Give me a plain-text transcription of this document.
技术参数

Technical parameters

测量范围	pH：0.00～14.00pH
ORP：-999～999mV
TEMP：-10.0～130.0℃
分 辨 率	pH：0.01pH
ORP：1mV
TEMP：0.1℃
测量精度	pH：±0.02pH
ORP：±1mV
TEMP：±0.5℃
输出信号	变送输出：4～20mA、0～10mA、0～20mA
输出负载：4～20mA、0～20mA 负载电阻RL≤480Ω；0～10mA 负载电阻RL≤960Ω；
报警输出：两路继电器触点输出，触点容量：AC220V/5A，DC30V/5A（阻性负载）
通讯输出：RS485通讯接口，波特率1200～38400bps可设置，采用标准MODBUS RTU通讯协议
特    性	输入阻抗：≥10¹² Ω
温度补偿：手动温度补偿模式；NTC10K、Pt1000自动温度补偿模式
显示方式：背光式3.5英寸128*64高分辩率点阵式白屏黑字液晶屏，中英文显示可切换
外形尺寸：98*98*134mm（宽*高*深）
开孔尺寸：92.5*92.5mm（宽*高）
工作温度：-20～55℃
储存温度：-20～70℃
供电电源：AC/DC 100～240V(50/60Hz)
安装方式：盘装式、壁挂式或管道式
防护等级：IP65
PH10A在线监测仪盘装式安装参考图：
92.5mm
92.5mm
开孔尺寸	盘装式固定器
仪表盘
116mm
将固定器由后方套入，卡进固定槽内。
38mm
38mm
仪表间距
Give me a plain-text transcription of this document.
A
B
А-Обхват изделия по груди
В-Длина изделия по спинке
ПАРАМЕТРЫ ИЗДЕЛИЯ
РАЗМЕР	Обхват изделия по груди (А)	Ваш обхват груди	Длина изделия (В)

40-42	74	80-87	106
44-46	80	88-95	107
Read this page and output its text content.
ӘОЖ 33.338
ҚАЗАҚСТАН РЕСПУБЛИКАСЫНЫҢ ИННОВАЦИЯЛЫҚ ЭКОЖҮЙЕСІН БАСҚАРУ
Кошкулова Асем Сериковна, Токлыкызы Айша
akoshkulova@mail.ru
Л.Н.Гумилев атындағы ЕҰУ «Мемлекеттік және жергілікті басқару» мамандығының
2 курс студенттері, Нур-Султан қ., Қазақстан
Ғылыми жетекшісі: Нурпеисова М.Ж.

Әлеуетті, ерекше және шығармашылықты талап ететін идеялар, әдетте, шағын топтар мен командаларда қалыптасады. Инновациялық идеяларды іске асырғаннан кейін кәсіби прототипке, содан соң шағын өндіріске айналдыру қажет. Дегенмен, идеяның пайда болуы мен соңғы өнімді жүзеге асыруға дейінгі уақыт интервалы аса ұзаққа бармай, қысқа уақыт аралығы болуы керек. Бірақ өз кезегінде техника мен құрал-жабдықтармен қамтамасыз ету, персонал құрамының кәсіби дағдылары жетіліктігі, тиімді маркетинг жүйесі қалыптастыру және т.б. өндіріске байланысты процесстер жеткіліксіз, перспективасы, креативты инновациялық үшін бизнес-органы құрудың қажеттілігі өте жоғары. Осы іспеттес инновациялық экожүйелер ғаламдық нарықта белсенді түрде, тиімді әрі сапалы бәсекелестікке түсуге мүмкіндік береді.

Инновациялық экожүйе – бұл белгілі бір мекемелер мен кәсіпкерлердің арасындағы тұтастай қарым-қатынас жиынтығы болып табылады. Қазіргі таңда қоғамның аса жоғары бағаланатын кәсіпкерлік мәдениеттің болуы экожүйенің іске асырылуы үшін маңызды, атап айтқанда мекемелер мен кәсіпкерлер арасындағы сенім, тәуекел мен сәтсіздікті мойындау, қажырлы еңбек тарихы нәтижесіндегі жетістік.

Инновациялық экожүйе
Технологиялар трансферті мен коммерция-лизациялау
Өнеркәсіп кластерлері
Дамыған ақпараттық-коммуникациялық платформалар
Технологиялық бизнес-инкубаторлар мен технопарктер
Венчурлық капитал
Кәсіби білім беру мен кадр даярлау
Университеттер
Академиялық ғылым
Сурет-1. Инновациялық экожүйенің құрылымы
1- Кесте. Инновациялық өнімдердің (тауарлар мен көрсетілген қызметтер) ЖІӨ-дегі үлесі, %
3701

○ ○ ○ ○

> EXERCISE TASK: Take the entries and copy them out exactly.

> OUTPUT FOR THIS TASK:
Give me a plain-text transcription of this document.
技术参数

Technical parameters

测量范围	pH：0.00～14.00pH
ORP：-999～999mV
TEMP：-10.0～130.0℃
分 辨 率	pH：0.01pH
ORP：1mV
TEMP：0.1℃
测量精度	pH：±0.02pH
ORP：±1mV
TEMP：±0.5℃
输出信号	变送输出：4～20mA、0～10mA、0～20mA
输出负载：4～20mA、0～20mA 负载电阻RL≤480Ω；0～10mA 负载电阻RL≤960Ω；
报警输出：两路继电器触点输出，触点容量：AC220V/5A，DC30V/5A（阻性负载）
通讯输出：RS485通讯接口，波特率1200～38400bps可设置，采用标准MODBUS RTU通讯协议
特    性	输入阻抗：≥10¹² Ω
温度补偿：手动温度补偿模式；NTC10K、Pt1000自动温度补偿模式
显示方式：背光式3.5英寸128*64高分辩率点阵式白屏黑字液晶屏，中英文显示可切换
外形尺寸：98*98*134mm（宽*高*深）
开孔尺寸：92.5*92.5mm（宽*高）
工作温度：-20～55℃
储存温度：-20～70℃
供电电源：AC/DC 100～240V(50/60Hz)
安装方式：盘装式、壁挂式或管道式
防护等级：IP65
PH10A在线监测仪盘装式安装参考图：
92.5mm
92.5mm
开孔尺寸	盘装式固定器
仪表盘
116mm
将固定器由后方套入，卡进固定槽内。
38mm
38mm
仪表间距
Give me a plain-text transcription of this document.
A
B
А-Обхват изделия по груди
В-Длина изделия по спинке
ПАРАМЕТРЫ ИЗДЕЛИЯ
РАЗМЕР	Обхват изделия по груди (А)	Ваш обхват груди	Длина изделия (В)

40-42	74	80-87	106
44-46	80	88-95	107
Read this page and output its text content.
ӘОЖ 33.338
ҚАЗАҚСТАН РЕСПУБЛИКАСЫНЫҢ ИННОВАЦИЯЛЫҚ ЭКОЖҮЙЕСІН БАСҚАРУ
Кошкулова Асем Сериковна, Токлыкызы Айша
akoshkulova@mail.ru
Л.Н.Гумилев атындағы ЕҰУ «Мемлекеттік және жергілікті басқару» мамандығының
2 курс студенттері, Нур-Султан қ., Қазақстан
Ғылыми жетекшісі: Нурпеисова М.Ж.

Әлеуетті, ерекше және шығармашылықты талап ететін идеялар, әдетте, шағын топтар мен командаларда қалыптасады. Инновациялық идеяларды іске асырғаннан кейін кәсіби прототипке, содан соң шағын өндіріске айналдыру қажет. Дегенмен, идеяның пайда болуы мен соңғы өнімді жүзеге асыруға дейінгі уақыт интервалы аса ұзаққа бармай, қысқа уақыт аралығы болуы керек. Бірақ өз кезегінде техника мен құрал-жабдықтармен қамтамасыз ету, персонал құрамының кәсіби дағдылары жетіліктігі, тиімді маркетинг жүйесі қалыптастыру және т.б. өндіріске байланысты процесстер жеткіліксіз, перспективасы, креативты инновациялық үшін бизнес-органы құрудың қажеттілігі өте жоғары. Осы іспеттес инновациялық экожүйелер ғаламдық нарықта белсенді түрде, тиімді әрі сапалы бәсекелестікке түсуге мүмкіндік береді.

Инновациялық экожүйе – бұл белгілі бір мекемелер мен кәсіпкерлердің арасындағы тұтастай қарым-қатынас жиынтығы болып табылады. Қазіргі таңда қоғамның аса жоғары бағаланатын кәсіпкерлік мәдениеттің болуы экожүйенің іске асырылуы үшін маңызды, атап айтқанда мекемелер мен кәсіпкерлер арасындағы сенім, тәуекел мен сәтсіздікті мойындау, қажырлы еңбек тарихы нәтижесіндегі жетістік.

Инновациялық экожүйе
Технологиялар трансферті мен коммерция-лизациялау
Өнеркәсіп кластерлері
Дамыған ақпараттық-коммуникациялық платформалар
Технологиялық бизнес-инкубаторлар мен технопарктер
Венчурлық капитал
Кәсіби білім беру мен кадр даярлау
Университеттер
Академиялық ғылым
Сурет-1. Инновациялық экожүйенің құрылымы
1- Кесте. Инновациялық өнімдердің (тауарлар мен көрсетілген қызметтер) ЖІӨ-дегі үлесі, %
3701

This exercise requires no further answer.